### WORK TO COMPLETE
In your copy, leave out the pictures; write out all the data exactly.

— START OF ENTRIES SUPPLIED —

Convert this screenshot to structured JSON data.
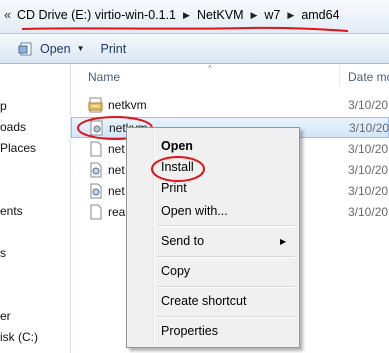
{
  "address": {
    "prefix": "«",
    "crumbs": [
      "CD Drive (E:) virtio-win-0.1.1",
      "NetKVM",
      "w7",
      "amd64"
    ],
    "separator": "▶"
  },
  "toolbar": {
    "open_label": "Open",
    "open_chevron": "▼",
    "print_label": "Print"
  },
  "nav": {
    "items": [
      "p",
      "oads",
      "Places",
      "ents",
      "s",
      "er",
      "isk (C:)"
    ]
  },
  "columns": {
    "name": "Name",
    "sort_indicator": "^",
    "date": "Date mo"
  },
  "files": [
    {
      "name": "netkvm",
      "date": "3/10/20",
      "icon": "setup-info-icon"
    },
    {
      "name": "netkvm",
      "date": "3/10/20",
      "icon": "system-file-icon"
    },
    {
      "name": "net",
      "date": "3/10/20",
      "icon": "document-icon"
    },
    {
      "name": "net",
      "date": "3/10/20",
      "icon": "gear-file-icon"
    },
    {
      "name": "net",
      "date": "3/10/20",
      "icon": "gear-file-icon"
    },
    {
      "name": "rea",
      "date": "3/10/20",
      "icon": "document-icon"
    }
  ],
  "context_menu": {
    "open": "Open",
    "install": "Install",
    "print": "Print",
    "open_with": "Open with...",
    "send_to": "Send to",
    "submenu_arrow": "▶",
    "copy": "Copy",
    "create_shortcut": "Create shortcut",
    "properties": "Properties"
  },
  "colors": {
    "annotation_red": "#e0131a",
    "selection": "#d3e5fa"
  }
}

— END OF ENTRIES SUPPLIED —

### REPLY
Convert this screenshot to structured JSON data.
{
  "address": {
    "prefix": "«",
    "crumbs": [
      "CD Drive (E:) virtio-win-0.1.1",
      "NetKVM",
      "w7",
      "amd64"
    ],
    "separator": "▶"
  },
  "toolbar": {
    "open_label": "Open",
    "open_chevron": "▼",
    "print_label": "Print"
  },
  "nav": {
    "items": [
      "p",
      "oads",
      "Places",
      "ents",
      "s",
      "er",
      "isk (C:)"
    ]
  },
  "columns": {
    "name": "Name",
    "sort_indicator": "^",
    "date": "Date mo"
  },
  "files": [
    {
      "name": "netkvm",
      "date": "3/10/20",
      "icon": "setup-info-icon"
    },
    {
      "name": "netkvm",
      "date": "3/10/20",
      "icon": "system-file-icon"
    },
    {
      "name": "net",
      "date": "3/10/20",
      "icon": "document-icon"
    },
    {
      "name": "net",
      "date": "3/10/20",
      "icon": "gear-file-icon"
    },
    {
      "name": "net",
      "date": "3/10/20",
      "icon": "gear-file-icon"
    },
    {
      "name": "rea",
      "date": "3/10/20",
      "icon": "document-icon"
    }
  ],
  "context_menu": {
    "open": "Open",
    "install": "Install",
    "print": "Print",
    "open_with": "Open with...",
    "send_to": "Send to",
    "submenu_arrow": "▶",
    "copy": "Copy",
    "create_shortcut": "Create shortcut",
    "properties": "Properties"
  },
  "colors": {
    "annotation_red": "#e0131a",
    "selection": "#d3e5fa"
  }
}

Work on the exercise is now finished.